··· DATA SUPPLIED
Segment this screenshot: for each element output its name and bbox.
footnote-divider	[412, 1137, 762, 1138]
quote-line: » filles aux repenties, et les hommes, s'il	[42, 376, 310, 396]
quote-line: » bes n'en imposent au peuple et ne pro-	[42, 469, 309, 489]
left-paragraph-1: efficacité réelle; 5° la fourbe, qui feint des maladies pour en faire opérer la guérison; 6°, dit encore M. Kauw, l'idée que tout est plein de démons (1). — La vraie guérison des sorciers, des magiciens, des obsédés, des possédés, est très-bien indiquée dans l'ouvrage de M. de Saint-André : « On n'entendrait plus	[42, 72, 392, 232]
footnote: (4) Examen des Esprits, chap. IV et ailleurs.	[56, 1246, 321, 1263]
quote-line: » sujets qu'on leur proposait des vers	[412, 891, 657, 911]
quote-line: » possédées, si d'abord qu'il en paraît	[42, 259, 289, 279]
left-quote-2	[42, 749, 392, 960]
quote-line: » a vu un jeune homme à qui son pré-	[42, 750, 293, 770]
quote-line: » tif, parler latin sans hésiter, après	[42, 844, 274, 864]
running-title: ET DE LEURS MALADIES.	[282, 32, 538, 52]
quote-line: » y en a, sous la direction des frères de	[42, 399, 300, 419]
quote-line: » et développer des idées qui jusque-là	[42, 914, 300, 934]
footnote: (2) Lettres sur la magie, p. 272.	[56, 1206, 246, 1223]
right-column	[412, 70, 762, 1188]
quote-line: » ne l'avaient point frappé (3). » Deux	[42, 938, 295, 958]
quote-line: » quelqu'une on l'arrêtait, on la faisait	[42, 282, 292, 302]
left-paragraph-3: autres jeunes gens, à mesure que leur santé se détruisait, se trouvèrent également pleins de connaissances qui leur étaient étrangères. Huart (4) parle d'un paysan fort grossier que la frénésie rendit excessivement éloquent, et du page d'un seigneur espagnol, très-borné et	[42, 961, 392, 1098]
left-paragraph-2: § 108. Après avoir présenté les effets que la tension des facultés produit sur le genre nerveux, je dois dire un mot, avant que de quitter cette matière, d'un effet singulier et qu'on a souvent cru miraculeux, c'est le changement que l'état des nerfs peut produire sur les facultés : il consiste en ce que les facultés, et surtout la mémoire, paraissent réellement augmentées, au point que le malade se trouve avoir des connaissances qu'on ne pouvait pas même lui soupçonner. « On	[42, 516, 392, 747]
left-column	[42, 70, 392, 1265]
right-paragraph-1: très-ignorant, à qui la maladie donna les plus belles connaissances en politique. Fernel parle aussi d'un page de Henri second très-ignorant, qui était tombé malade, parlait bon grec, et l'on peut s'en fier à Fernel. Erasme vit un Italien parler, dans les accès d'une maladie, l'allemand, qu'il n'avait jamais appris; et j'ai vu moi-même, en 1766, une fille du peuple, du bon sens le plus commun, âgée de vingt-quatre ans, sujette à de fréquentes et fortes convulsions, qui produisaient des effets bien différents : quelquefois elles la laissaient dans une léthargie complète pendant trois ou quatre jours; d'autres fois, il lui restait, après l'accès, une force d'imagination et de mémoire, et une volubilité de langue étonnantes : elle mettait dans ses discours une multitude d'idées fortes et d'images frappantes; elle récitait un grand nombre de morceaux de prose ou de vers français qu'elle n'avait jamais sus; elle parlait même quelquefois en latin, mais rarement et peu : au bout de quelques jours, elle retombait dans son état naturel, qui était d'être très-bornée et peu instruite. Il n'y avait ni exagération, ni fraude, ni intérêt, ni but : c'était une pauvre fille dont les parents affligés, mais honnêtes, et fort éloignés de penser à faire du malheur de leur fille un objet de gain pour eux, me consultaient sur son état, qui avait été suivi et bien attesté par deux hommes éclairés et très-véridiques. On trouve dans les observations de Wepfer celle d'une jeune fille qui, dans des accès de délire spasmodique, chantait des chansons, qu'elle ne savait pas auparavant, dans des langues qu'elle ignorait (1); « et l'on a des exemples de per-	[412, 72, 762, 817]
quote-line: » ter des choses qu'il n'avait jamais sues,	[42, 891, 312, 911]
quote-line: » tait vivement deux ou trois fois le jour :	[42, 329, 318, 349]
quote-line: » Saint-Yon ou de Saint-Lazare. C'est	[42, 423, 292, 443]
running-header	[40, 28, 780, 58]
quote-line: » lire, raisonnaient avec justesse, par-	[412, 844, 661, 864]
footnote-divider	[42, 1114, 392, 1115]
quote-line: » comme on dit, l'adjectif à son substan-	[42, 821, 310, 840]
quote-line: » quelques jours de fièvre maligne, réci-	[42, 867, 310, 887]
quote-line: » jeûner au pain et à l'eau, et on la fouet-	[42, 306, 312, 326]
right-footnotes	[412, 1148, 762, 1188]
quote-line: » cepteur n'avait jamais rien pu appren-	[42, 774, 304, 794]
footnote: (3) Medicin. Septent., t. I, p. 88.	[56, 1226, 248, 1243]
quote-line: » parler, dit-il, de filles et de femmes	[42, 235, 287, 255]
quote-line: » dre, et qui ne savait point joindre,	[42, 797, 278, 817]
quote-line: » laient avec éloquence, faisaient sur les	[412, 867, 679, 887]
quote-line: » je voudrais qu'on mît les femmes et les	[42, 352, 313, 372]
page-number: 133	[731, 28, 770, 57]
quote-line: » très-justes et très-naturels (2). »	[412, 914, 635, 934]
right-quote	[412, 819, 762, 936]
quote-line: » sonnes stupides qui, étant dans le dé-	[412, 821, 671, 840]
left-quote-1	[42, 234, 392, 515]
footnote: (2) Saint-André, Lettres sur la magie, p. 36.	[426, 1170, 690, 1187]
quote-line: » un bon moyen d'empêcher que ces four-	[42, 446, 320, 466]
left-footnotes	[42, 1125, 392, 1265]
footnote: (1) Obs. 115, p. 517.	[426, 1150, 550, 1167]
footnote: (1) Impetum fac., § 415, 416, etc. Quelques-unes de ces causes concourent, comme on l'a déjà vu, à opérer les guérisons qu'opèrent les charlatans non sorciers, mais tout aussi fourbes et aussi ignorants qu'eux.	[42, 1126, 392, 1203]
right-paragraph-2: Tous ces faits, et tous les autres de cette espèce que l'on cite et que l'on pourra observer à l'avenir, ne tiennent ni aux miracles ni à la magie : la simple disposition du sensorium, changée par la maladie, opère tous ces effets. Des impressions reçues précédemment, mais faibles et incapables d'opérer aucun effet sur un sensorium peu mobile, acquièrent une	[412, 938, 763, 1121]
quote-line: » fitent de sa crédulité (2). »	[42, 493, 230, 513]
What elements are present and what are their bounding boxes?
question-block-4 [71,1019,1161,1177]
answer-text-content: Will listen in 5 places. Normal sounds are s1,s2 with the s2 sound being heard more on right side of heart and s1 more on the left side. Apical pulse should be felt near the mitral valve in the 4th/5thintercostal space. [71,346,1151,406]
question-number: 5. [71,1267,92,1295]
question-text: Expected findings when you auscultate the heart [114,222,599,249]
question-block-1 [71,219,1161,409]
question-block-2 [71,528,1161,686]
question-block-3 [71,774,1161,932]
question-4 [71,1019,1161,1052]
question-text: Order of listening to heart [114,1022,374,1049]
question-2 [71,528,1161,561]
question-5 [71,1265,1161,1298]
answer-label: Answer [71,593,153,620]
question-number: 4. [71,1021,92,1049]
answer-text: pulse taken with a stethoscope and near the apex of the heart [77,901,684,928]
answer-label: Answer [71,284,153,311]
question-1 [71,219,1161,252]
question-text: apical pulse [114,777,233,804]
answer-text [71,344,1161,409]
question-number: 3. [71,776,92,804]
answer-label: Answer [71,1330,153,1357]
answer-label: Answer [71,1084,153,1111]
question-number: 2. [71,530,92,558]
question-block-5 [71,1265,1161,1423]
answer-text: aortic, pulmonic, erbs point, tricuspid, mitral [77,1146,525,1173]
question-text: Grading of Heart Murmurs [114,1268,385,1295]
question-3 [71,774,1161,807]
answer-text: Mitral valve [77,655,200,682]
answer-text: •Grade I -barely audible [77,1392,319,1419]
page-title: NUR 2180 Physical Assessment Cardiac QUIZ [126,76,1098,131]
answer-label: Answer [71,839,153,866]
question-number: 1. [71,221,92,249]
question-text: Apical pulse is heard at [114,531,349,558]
······
**WHAT NEEDS TO BE DONE**
Reproduce the listing from its first line through the line containing "469, 309, 489]", inclusive, renaming every "quote-line" to "citation-line" and leaving everything else unchanged.

**RESPONSE FOR THIS EXERCISE**
Segment this screenshot: for each element output its name and bbox.
footnote-divider	[412, 1137, 762, 1138]
citation-line: » filles aux repenties, et les hommes, s'il	[42, 376, 310, 396]
citation-line: » bes n'en imposent au peuple et ne pro-	[42, 469, 309, 489]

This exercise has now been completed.